» **SET EXERCISE**: Read through the entries below and return each line with the word "this".

» **EXTRACTED RECORDS**:
:::::
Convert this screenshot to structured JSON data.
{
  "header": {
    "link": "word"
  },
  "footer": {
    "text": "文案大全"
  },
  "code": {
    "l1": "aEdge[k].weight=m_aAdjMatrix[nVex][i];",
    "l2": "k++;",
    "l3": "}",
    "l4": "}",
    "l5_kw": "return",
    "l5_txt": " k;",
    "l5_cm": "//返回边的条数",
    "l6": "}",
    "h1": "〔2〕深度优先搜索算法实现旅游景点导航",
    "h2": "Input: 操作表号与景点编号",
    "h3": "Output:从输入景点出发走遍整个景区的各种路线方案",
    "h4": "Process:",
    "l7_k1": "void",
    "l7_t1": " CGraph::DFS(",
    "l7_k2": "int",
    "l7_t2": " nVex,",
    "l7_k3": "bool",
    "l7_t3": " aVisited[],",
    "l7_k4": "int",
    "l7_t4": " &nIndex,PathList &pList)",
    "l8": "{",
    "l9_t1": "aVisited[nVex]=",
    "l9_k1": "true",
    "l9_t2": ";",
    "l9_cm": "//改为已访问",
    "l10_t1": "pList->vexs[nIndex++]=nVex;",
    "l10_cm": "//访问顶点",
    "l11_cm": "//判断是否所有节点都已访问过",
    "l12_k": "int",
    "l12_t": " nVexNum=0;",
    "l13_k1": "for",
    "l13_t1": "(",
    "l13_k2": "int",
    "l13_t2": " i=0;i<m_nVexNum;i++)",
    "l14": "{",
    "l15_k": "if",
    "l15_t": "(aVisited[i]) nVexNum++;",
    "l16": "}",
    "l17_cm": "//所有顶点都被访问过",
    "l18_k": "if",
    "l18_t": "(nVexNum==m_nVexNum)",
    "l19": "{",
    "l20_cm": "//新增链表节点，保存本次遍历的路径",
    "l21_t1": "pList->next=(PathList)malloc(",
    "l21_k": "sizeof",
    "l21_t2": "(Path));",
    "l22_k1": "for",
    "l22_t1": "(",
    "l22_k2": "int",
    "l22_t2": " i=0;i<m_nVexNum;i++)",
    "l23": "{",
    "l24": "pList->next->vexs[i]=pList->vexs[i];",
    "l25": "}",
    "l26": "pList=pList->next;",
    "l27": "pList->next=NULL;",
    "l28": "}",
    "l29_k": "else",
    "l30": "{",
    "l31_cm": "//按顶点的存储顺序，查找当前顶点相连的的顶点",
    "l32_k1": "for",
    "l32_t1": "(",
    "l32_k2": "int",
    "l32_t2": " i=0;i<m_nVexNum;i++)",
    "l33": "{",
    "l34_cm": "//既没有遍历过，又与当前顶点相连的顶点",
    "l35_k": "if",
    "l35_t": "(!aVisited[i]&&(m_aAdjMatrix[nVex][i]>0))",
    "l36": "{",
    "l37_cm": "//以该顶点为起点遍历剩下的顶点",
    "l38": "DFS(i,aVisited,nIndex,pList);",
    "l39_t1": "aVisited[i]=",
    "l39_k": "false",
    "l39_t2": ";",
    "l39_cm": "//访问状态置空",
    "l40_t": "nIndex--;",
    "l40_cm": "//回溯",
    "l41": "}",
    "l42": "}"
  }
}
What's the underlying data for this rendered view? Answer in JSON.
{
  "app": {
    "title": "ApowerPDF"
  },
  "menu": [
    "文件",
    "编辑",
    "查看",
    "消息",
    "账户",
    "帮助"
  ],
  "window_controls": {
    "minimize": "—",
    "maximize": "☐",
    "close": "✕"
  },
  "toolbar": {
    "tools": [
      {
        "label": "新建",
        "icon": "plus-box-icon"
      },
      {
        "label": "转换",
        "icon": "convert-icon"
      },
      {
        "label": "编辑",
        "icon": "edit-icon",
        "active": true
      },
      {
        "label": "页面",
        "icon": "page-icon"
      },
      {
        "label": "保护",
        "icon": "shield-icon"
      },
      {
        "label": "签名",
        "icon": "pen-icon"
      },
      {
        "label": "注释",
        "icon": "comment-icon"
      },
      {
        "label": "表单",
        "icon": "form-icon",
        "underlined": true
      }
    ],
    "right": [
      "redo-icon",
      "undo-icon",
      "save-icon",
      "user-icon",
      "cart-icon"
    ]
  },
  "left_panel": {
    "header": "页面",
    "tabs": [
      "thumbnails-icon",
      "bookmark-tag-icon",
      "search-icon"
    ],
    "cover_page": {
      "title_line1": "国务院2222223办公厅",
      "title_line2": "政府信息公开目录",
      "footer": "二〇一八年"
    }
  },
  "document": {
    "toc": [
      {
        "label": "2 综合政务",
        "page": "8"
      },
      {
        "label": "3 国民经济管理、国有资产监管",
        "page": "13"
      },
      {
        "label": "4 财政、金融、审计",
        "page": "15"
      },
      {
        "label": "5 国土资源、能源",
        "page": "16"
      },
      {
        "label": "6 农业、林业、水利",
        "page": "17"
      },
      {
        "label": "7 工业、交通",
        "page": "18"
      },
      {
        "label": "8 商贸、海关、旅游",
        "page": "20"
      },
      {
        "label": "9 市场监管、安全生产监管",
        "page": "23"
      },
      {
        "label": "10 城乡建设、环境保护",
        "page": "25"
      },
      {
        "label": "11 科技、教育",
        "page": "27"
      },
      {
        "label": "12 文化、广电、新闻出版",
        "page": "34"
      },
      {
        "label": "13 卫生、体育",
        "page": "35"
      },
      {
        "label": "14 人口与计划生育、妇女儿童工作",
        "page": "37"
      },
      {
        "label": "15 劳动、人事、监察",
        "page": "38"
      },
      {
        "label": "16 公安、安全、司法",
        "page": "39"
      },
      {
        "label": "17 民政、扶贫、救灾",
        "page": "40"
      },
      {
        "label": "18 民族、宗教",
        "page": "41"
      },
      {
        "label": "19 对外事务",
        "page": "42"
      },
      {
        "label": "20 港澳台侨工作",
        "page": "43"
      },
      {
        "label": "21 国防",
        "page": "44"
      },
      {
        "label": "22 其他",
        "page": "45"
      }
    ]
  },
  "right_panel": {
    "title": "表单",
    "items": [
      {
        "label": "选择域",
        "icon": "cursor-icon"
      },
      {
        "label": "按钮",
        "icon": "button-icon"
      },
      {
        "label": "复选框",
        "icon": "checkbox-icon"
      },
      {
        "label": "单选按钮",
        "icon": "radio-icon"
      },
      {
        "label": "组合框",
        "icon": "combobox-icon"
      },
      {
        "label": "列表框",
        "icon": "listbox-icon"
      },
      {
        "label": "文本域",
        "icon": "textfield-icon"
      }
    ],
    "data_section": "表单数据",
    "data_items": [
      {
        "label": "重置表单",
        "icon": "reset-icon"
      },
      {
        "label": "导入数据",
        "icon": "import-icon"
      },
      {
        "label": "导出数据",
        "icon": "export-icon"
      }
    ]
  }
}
:::::
» **PROBLEM SOLUTION**:
Convert this screenshot to structured JSON data.
What's the underlying data for this rendered view? Answer in JSON.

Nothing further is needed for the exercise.